Rachel Pullar

Personal information
- Full name: Rachel Jane Pullar
- Born: 3 June 1977 (age 49) Balclutha, Otago, New Zealand
- Batting: Right-handed
- Bowling: Right-arm medium
- Role: Bowler

International information
- National side: New Zealand (1997–2005);
- ODI debut (cap 72): 5 November 1997 v Australia
- Last ODI: 7 April 2005 v India

Domestic team information
- 1997/98: Central Districts
- 1998/99–2004/05: Otago

Career statistics
| Competition | WODI | WFC | WLA |
| Matches | 51 | 1 | 120 |
| Runs scored | 253 | 17 | 1,427 |
| Batting average | 12.04 | 17.00 | 19.28 |
| 100s/50s | 0/0 | 0/0 | 0/7 |
| Top score | 27* | 13* | 78 |
| Balls bowled | 2,591 | 186 | 5,937 |
| Wickets | 74 | 2 | 149 |
| Bowling average | 16.48 | 38.00 | 20.00 |
| 5 wickets in innings | 2 | 0 | 2 |
| 10 wickets in match | 0 | 0 | 0 |
| Best bowling | 5/7 | 2/60 | 5/7 |
| Catches/stumpings | 14/– | 1/– | 35/– |
- Source: CricketArchive, 1 November 2021

= Rachel Pullar =

New Zealand cricketer (born 1977)

(Dataset entries)
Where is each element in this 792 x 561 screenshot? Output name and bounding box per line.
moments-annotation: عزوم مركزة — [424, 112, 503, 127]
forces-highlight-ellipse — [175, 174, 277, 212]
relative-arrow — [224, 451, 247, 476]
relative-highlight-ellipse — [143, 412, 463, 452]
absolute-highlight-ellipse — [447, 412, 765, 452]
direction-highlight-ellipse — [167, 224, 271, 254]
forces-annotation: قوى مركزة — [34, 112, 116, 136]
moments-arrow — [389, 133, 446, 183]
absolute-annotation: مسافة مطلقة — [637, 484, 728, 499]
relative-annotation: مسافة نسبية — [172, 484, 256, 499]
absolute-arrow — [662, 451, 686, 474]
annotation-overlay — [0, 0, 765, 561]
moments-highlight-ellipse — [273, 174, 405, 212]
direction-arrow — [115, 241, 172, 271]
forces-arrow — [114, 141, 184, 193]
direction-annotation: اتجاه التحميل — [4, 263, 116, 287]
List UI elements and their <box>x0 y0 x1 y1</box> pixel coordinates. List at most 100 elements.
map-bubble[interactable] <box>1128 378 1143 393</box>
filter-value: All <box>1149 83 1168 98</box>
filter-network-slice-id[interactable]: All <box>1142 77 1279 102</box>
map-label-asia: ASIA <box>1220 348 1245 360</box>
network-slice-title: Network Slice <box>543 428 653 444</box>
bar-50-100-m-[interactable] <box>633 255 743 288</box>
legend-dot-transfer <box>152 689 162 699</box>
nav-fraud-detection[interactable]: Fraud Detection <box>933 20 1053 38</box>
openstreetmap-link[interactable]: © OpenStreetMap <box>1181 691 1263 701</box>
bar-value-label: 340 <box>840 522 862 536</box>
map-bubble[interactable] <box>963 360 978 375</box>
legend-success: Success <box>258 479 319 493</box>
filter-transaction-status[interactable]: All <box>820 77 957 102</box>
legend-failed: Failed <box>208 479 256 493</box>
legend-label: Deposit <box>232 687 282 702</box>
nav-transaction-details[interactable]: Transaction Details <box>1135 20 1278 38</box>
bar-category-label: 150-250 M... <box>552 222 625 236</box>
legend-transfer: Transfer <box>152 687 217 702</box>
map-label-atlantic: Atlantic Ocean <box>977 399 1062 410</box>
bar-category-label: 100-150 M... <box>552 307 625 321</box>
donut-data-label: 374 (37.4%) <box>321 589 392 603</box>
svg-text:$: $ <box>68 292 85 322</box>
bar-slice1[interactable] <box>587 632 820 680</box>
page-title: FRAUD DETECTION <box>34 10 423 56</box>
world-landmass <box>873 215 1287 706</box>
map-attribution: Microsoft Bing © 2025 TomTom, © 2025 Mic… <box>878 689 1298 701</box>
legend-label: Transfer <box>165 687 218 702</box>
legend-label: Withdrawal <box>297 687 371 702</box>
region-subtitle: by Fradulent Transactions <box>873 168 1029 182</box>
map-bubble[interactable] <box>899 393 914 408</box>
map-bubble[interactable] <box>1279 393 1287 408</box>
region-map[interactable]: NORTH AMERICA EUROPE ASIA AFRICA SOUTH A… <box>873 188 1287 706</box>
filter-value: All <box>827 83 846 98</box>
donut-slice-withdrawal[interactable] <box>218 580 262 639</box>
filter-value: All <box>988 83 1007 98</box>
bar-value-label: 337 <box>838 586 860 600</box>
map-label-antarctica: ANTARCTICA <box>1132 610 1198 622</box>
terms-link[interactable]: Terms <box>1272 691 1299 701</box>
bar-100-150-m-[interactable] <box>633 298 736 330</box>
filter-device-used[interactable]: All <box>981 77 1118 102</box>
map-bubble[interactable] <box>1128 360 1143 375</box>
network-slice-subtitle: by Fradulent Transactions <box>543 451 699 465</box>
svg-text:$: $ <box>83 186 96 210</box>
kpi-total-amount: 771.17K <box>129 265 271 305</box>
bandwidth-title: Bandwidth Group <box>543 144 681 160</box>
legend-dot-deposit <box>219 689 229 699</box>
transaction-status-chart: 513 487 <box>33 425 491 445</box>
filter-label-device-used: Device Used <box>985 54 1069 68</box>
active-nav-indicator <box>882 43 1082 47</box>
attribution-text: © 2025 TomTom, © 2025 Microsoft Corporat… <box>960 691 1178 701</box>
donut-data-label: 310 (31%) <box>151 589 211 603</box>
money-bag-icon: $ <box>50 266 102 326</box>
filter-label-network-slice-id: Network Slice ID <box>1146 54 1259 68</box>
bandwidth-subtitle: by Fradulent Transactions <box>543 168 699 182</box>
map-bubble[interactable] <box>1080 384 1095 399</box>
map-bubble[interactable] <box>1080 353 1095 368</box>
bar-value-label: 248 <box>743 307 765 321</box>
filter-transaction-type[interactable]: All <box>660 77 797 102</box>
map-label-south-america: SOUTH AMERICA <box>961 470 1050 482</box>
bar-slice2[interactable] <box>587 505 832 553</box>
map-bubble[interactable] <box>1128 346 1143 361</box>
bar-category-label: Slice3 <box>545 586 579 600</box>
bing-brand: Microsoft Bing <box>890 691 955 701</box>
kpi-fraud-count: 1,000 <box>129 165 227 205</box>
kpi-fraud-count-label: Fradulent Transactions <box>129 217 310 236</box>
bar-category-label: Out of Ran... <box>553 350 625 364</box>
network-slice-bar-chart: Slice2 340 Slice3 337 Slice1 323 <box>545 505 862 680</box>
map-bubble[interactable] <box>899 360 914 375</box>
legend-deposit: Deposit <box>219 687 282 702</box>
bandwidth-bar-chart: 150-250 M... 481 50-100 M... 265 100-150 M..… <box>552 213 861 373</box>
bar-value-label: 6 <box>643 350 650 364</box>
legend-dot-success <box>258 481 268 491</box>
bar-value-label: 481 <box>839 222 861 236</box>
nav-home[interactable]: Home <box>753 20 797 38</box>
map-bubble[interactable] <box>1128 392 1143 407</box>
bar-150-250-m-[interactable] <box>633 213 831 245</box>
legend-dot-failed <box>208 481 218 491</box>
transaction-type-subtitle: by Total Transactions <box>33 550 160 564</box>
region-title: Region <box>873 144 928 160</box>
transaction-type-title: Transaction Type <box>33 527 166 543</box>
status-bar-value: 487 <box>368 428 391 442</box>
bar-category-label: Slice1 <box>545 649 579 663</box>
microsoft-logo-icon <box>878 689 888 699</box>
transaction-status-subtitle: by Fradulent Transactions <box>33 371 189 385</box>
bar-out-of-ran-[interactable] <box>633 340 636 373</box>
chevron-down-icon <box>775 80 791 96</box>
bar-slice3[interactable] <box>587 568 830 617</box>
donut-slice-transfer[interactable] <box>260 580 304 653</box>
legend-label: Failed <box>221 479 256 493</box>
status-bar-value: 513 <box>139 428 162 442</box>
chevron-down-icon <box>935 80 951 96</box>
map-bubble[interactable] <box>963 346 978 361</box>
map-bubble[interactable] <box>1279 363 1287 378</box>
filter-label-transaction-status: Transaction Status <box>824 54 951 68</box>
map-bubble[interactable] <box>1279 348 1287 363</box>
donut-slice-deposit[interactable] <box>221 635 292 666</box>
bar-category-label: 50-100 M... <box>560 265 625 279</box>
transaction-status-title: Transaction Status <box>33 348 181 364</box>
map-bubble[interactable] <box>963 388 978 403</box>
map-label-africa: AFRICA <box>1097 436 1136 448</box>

§ **QUESTIONS**:
1. Please list every field label that appears under "Personal information" in the Rachel Pullar profile.
2. Pick up the Rachel Pullar profile after its final line and write an opening paragraph that draws only on the facts it gives.
None of the dataset entries are needed here.

§ **ANSWERS TO THIS EXERCISE**:
1. Full name, Born, Batting, Bowling, Role

2.
Rachel Jane Pullar (born 3 June 1977) is a New Zealand former cricketer who played primarily as a right-arm medium bowler. She appeared in 51 One Day Internationals for New Zealand between 1997 and 2005, and she twice claimed five-wickets in an innings. She played domestic cricket for Central Districts and Otago.